Figure dataset records
---*---

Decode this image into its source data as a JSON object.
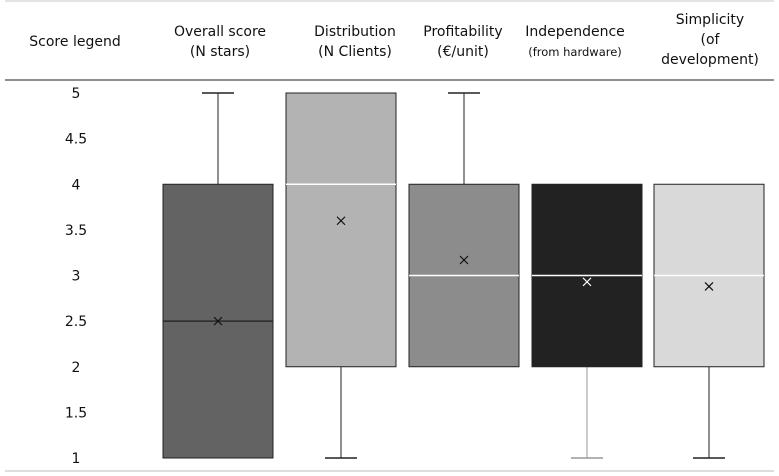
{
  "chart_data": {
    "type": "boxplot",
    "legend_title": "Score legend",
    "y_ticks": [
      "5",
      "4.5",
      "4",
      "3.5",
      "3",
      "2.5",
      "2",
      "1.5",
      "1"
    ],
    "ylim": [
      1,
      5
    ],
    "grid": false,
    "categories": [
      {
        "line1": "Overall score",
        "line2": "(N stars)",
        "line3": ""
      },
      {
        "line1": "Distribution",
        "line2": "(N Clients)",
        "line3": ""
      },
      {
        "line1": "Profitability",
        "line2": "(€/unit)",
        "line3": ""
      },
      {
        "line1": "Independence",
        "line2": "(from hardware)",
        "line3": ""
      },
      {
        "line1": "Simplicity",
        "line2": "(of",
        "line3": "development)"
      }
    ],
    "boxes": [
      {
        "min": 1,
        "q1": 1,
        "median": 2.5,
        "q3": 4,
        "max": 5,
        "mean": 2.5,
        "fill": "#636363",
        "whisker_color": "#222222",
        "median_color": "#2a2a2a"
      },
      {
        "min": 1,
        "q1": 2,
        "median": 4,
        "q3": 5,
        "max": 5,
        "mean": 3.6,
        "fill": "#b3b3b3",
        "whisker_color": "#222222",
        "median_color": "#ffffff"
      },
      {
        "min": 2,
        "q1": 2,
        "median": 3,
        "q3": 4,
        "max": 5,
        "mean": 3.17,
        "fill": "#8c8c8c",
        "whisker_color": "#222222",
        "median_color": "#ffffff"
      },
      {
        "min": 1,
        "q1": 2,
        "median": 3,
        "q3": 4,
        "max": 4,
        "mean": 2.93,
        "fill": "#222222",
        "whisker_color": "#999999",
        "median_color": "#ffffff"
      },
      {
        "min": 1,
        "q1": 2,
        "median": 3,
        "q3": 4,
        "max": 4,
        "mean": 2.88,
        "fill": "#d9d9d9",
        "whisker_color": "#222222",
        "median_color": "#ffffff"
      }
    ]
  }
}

---*---

▶ **PROMPT**: Could you repeat all of the material exactly? Pictures should not be copied.

▶ **SOLUTION**:
Decode this image into its source data as a JSON object.
{
  "chart_data": {
    "type": "boxplot",
    "legend_title": "Score legend",
    "y_ticks": [
      "5",
      "4.5",
      "4",
      "3.5",
      "3",
      "2.5",
      "2",
      "1.5",
      "1"
    ],
    "ylim": [
      1,
      5
    ],
    "grid": false,
    "categories": [
      {
        "line1": "Overall score",
        "line2": "(N stars)",
        "line3": ""
      },
      {
        "line1": "Distribution",
        "line2": "(N Clients)",
        "line3": ""
      },
      {
        "line1": "Profitability",
        "line2": "(€/unit)",
        "line3": ""
      },
      {
        "line1": "Independence",
        "line2": "(from hardware)",
        "line3": ""
      },
      {
        "line1": "Simplicity",
        "line2": "(of",
        "line3": "development)"
      }
    ],
    "boxes": [
      {
        "min": 1,
        "q1": 1,
        "median": 2.5,
        "q3": 4,
        "max": 5,
        "mean": 2.5,
        "fill": "#636363",
        "whisker_color": "#222222",
        "median_color": "#2a2a2a"
      },
      {
        "min": 1,
        "q1": 2,
        "median": 4,
        "q3": 5,
        "max": 5,
        "mean": 3.6,
        "fill": "#b3b3b3",
        "whisker_color": "#222222",
        "median_color": "#ffffff"
      },
      {
        "min": 2,
        "q1": 2,
        "median": 3,
        "q3": 4,
        "max": 5,
        "mean": 3.17,
        "fill": "#8c8c8c",
        "whisker_color": "#222222",
        "median_color": "#ffffff"
      },
      {
        "min": 1,
        "q1": 2,
        "median": 3,
        "q3": 4,
        "max": 4,
        "mean": 2.93,
        "fill": "#222222",
        "whisker_color": "#999999",
        "median_color": "#ffffff"
      },
      {
        "min": 1,
        "q1": 2,
        "median": 3,
        "q3": 4,
        "max": 4,
        "mean": 2.88,
        "fill": "#d9d9d9",
        "whisker_color": "#222222",
        "median_color": "#ffffff"
      }
    ]
  }
}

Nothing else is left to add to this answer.